Exercise prompt:
Go through the lines below. Copy those with "konsolidacyjne".
※
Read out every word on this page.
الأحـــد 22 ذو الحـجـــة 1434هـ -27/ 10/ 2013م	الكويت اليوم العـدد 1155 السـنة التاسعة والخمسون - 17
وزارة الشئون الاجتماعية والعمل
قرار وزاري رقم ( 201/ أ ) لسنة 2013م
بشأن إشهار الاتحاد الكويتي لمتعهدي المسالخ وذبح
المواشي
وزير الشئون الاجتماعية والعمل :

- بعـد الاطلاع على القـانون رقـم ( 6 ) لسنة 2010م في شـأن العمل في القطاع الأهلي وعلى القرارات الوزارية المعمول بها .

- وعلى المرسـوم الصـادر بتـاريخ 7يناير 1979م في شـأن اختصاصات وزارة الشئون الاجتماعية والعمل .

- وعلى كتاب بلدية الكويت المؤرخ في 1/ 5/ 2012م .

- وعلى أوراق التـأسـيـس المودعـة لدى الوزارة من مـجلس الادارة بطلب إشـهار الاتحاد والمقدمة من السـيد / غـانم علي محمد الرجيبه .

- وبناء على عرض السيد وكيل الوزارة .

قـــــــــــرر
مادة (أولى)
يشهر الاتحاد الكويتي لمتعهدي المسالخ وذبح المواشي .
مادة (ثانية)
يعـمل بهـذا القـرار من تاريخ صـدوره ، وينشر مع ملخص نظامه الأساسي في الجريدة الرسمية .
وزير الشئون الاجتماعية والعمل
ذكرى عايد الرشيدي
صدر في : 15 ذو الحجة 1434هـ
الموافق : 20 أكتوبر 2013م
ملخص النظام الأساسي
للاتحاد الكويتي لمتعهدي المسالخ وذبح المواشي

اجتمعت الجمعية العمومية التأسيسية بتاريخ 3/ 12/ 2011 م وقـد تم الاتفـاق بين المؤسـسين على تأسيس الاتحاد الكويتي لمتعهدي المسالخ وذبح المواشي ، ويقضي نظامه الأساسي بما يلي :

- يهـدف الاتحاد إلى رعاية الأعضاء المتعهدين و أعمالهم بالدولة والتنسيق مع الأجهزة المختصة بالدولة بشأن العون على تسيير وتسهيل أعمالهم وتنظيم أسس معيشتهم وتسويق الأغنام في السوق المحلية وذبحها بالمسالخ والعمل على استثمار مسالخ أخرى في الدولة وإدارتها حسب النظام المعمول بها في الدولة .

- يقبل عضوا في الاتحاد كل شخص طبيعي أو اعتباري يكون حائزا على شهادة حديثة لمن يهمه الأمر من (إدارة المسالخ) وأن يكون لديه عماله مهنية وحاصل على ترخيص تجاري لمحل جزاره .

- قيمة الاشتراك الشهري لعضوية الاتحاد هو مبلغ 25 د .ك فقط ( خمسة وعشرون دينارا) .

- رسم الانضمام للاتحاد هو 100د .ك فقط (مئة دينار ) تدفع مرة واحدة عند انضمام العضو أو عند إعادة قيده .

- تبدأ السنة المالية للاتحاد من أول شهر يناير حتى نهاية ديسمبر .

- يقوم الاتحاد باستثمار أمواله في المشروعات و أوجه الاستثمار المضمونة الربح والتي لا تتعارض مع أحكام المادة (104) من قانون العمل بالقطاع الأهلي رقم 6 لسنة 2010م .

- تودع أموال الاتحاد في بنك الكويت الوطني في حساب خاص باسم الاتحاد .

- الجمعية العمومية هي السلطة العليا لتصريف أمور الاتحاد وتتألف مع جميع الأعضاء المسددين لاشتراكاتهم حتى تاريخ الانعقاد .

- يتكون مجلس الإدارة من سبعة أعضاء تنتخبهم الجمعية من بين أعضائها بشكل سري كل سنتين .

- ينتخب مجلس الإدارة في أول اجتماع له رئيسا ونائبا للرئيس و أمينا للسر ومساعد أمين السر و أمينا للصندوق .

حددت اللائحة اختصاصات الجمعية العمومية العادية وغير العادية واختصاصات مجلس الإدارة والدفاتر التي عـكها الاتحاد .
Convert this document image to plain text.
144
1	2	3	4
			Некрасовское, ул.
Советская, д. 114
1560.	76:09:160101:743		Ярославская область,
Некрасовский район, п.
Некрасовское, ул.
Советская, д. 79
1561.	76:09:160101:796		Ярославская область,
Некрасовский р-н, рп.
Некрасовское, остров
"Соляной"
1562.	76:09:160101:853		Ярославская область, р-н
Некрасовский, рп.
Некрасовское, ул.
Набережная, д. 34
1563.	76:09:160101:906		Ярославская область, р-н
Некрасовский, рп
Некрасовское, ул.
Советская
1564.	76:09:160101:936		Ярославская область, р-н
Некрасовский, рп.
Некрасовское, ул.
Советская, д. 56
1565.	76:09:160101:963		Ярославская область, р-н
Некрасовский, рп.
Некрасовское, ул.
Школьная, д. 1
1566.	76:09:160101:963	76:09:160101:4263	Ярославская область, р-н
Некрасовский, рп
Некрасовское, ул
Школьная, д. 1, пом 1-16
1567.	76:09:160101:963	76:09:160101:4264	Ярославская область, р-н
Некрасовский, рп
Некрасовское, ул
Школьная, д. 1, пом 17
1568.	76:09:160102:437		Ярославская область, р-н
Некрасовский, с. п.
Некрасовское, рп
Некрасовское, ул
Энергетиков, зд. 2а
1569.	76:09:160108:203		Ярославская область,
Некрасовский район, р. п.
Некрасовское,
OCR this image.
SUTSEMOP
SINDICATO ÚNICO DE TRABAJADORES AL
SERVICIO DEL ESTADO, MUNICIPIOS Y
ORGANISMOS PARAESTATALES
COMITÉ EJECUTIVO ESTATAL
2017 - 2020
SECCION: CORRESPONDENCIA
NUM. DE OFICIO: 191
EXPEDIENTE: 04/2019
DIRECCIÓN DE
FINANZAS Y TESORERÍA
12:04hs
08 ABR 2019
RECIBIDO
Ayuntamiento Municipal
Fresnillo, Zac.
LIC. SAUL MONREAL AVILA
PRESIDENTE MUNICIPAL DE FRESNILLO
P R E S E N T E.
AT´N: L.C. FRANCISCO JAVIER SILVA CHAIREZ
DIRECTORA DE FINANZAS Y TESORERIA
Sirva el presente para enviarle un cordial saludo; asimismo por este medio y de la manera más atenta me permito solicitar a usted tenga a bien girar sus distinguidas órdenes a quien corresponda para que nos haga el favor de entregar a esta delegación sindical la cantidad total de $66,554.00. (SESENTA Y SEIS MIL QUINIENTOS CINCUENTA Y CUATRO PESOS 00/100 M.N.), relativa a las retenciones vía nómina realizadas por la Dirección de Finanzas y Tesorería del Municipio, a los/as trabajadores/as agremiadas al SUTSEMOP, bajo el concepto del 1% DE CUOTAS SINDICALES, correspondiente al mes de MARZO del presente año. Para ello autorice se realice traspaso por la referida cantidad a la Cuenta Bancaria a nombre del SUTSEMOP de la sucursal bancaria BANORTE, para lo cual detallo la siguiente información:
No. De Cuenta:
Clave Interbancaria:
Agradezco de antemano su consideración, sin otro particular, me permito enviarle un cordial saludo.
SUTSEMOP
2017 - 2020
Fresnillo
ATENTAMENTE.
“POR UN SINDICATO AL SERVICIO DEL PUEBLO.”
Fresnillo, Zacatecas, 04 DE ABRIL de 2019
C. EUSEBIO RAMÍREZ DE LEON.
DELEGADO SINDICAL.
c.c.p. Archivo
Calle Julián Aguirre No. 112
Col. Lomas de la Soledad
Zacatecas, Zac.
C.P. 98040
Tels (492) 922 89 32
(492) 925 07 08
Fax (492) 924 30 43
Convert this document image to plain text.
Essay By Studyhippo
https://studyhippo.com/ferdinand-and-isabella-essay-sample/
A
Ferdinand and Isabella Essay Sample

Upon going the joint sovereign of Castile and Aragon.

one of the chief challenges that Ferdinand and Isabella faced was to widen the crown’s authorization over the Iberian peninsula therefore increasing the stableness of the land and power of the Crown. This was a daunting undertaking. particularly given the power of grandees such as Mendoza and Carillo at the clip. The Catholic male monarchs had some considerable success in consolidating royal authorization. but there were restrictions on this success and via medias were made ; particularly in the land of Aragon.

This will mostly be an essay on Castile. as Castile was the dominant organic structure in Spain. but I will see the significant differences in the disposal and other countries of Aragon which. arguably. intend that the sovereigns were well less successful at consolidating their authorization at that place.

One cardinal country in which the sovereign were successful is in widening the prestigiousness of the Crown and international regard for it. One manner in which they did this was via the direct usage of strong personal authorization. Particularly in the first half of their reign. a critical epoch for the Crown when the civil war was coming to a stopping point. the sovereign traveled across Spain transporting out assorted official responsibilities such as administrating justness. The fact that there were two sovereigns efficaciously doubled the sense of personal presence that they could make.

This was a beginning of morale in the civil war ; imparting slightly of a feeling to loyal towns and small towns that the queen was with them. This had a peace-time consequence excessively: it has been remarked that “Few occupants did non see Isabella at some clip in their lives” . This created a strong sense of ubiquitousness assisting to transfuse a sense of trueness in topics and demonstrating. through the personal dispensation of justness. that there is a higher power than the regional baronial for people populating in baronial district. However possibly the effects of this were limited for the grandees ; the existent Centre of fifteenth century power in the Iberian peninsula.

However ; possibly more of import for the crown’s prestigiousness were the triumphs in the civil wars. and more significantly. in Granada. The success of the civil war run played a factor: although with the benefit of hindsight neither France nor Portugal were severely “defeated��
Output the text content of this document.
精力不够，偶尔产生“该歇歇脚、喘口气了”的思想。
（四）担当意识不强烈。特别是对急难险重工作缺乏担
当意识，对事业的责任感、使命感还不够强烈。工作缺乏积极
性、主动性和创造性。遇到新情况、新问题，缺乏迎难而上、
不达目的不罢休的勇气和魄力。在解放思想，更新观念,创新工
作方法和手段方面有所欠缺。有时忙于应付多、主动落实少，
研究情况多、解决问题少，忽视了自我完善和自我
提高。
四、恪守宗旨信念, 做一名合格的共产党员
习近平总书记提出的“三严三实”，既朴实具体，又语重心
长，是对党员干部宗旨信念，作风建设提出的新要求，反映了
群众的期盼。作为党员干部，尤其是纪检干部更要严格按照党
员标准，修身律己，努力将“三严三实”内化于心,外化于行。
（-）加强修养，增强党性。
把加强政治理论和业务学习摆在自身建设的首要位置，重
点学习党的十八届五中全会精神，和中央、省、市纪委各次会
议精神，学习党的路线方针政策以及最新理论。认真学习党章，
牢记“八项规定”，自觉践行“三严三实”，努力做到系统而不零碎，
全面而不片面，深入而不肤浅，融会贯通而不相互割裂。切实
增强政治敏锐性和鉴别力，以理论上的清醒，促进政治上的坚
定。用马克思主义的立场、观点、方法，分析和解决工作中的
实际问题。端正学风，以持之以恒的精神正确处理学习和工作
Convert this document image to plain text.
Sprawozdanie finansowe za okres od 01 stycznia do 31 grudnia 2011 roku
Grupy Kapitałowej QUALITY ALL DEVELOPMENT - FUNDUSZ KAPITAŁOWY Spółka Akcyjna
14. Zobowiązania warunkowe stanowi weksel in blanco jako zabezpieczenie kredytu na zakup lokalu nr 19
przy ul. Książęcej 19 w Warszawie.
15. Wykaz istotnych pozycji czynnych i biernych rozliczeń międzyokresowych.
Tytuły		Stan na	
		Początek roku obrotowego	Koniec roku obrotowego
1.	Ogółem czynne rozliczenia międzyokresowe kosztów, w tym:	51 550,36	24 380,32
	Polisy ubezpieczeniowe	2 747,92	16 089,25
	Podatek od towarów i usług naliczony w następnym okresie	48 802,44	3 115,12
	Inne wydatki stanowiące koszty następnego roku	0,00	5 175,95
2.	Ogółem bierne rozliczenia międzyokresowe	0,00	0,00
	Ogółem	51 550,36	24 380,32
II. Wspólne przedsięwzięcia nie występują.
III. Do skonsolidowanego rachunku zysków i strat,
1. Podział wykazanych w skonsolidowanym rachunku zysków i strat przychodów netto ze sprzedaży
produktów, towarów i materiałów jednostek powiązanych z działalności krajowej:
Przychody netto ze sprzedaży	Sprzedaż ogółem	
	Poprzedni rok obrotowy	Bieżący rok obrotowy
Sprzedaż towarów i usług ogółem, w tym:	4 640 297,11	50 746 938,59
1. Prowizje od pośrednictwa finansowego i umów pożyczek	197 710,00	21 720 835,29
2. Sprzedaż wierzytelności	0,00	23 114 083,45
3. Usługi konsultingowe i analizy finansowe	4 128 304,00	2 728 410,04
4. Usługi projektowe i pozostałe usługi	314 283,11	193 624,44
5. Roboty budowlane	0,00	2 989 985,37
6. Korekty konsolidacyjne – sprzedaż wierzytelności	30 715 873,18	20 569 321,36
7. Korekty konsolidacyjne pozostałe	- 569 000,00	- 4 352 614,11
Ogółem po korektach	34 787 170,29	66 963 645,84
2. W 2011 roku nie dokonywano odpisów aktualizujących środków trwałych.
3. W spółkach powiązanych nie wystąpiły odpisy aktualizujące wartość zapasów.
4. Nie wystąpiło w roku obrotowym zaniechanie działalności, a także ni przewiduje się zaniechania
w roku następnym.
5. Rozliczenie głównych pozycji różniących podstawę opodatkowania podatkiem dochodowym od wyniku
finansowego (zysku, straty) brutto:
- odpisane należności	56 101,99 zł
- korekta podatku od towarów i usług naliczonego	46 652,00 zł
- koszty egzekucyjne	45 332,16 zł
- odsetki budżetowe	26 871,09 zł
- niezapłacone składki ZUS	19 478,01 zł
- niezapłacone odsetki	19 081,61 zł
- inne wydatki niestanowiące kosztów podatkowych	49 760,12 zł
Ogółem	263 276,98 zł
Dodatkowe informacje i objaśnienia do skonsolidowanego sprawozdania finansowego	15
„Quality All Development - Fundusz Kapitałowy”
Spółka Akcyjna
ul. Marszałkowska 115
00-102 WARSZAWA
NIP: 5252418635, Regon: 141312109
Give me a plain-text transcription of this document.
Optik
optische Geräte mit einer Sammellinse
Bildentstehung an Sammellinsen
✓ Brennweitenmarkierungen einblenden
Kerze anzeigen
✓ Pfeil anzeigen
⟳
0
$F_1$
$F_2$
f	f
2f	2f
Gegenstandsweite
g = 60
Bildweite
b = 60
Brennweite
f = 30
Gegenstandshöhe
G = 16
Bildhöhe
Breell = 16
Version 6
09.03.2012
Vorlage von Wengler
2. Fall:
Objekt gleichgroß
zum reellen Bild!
※
Worked answer:
6. Korekty konsolidacyjne – sprzedaż wierzytelności	30 715 873,18	20 569 321,36
7. Korekty konsolidacyjne pozostałe	- 569 000,00	- 4 352 614,11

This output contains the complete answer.